* PROBLEM REQUIREMENTS: Set every line down exactly, from the one that has "What does this" through the final one, and keep the pictures out.

* DATA ENTRIES:
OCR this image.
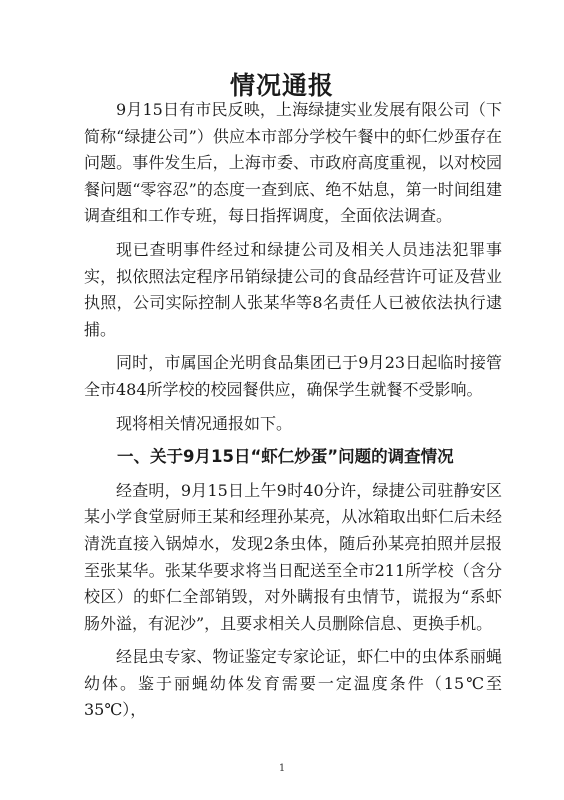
情况通报

9月15日有市民反映，上海绿捷实业发展有限公司（下简称“绿捷公司”）供应本市部分学校午餐中的虾仁炒蛋存在问题。事件发生后，上海市委、市政府高度重视，以对校园餐问题“零容忍”的态度一查到底、绝不姑息，第一时间组建调查组和工作专班，每日指挥调度，全面依法调查。

现已查明事件经过和绿捷公司及相关人员违法犯罪事实，拟依照法定程序吊销绿捷公司的食品经营许可证及营业执照，公司实际控制人张某华等8名责任人已被依法执行逮捕。

同时，市属国企光明食品集团已于9月23日起临时接管全市484所学校的校园餐供应，确保学生就餐不受影响。

现将相关情况通报如下。

一、关于9月15日“虾仁炒蛋”问题的调查情况

经查明，9月15日上午9时40分许，绿捷公司驻静安区某小学食堂厨师王某和经理孙某亮，从冰箱取出虾仁后未经清洗直接入锅焯水，发现2条虫体，随后孙某亮拍照并层报至张某华。张某华要求将当日配送至全市211所学校（含分校区）的虾仁全部销毁，对外瞒报有虫情节，谎报为“系虾肠外溢，有泥沙”，且要求相关人员删除信息、更换手机。

经昆虫专家、物证鉴定专家论证，虾仁中的虫体系丽蝇幼体。鉴于丽蝇幼体发育需要一定温度条件（15℃至35℃），

1
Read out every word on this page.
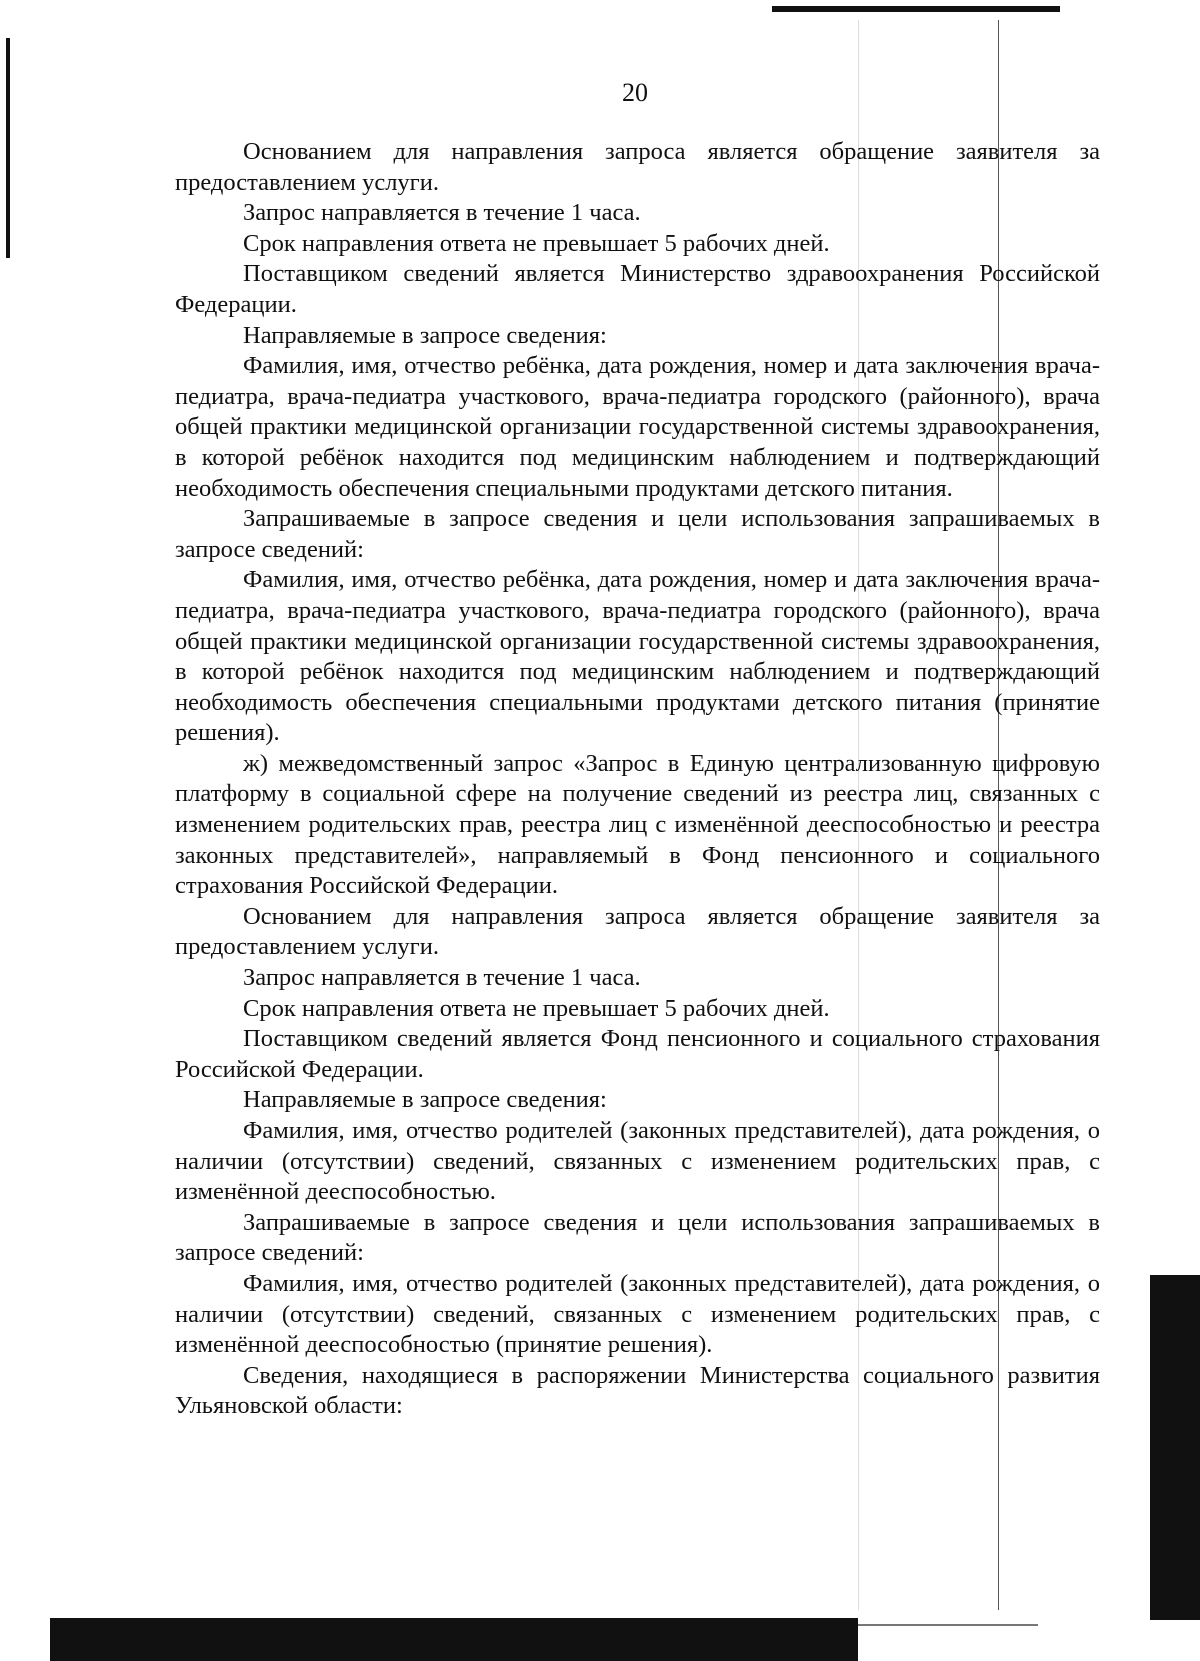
20

Основанием для направления запроса является обращение заявителя за предоставлением услуги.

Запрос направляется в течение 1 часа.

Срок направления ответа не превышает 5 рабочих дней.

Поставщиком сведений является Министерство здравоохранения Российской Федерации.

Направляемые в запросе сведения:

Фамилия, имя, отчество ребёнка, дата рождения, номер и дата заключения врача-педиатра, врача-педиатра участкового, врача-педиатра городского (районного), врача общей практики медицинской организации государственной системы здравоохранения, в которой ребёнок находится под медицинским наблюдением и подтверждающий необходимость обеспечения специальными продуктами детского питания.

Запрашиваемые в запросе сведения и цели использования запрашиваемых в запросе сведений:

Фамилия, имя, отчество ребёнка, дата рождения, номер и дата заключения врача-педиатра, врача-педиатра участкового, врача-педиатра городского (районного), врача общей практики медицинской организации государственной системы здравоохранения, в которой ребёнок находится под медицинским наблюдением и подтверждающий необходимость обеспечения специальными продуктами детского питания (принятие решения).

ж) межведомственный запрос «Запрос в Единую централизованную цифровую платформу в социальной сфере на получение сведений из реестра лиц, связанных с изменением родительских прав, реестра лиц с изменённой дееспособностью и реестра законных представителей», направляемый в Фонд пенсионного и социального страхования Российской Федерации.

Основанием для направления запроса является обращение заявителя за предоставлением услуги.

Запрос направляется в течение 1 часа.

Срок направления ответа не превышает 5 рабочих дней.

Поставщиком сведений является Фонд пенсионного и социального страхования Российской Федерации.

Направляемые в запросе сведения:

Фамилия, имя, отчество родителей (законных представителей), дата рождения, о наличии (отсутствии) сведений, связанных с изменением родительских прав, с изменённой дееспособностью.

Запрашиваемые в запросе сведения и цели использования запрашиваемых в запросе сведений:

Фамилия, имя, отчество родителей (законных представителей), дата рождения, о наличии (отсутствии) сведений, связанных с изменением родительских прав, с изменённой дееспособностью (принятие решения).

Сведения, находящиеся в распоряжении Министерства социального развития Ульяновской области:
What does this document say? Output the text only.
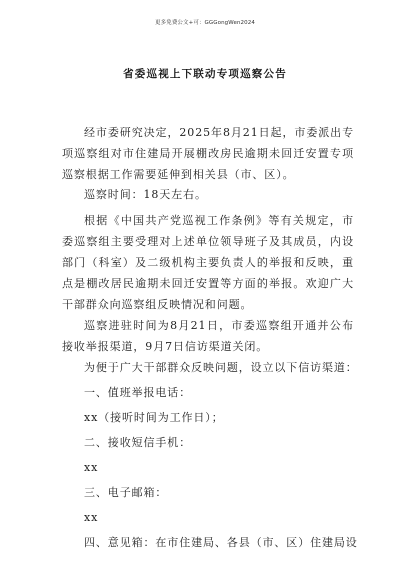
更多免费公文+可：GGGongWen2024
省委巡视上下联动专项巡察公告

经市委研究决定，2025年8月21日起，市委派出专项巡察组对市住建局开展棚改房民逾期未回迁安置专项巡察根据工作需要延伸到相关县（市、区）。

巡察时间：18天左右。

根据《中国共产党巡视工作条例》等有关规定，市委巡察组主要受理对上述单位领导班子及其成员，内设部门（科室）及二级机构主要负责人的举报和反映，重点是棚改居民逾期未回迁安置等方面的举报。欢迎广大干部群众向巡察组反映情况和问题。

巡察进驻时间为8月21日，市委巡察组开通并公布接收举报渠道，9月7日信访渠道关闭。

为便于广大干部群众反映问题，设立以下信访渠道：

一、值班举报电话：

xx（接听时间为工作日）；

二、接收短信手机：

xx

三、电子邮箱：

xx

四、意见箱：在市住建局、各县（市、区）住建局设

* WRITTEN REPLY:
What does this document say? Output the text only.
更多免费公文+可：GGGongWen2024
省委巡视上下联动专项巡察公告

经市委研究决定，2025年8月21日起，市委派出专项巡察组对市住建局开展棚改房民逾期未回迁安置专项巡察根据工作需要延伸到相关县（市、区）。

巡察时间：18天左右。

根据《中国共产党巡视工作条例》等有关规定，市委巡察组主要受理对上述单位领导班子及其成员，内设部门（科室）及二级机构主要负责人的举报和反映，重点是棚改居民逾期未回迁安置等方面的举报。欢迎广大干部群众向巡察组反映情况和问题。

巡察进驻时间为8月21日，市委巡察组开通并公布接收举报渠道，9月7日信访渠道关闭。

为便于广大干部群众反映问题，设立以下信访渠道：

一、值班举报电话：

xx（接听时间为工作日）；

二、接收短信手机：

xx

三、电子邮箱：

xx

四、意见箱：在市住建局、各县（市、区）住建局设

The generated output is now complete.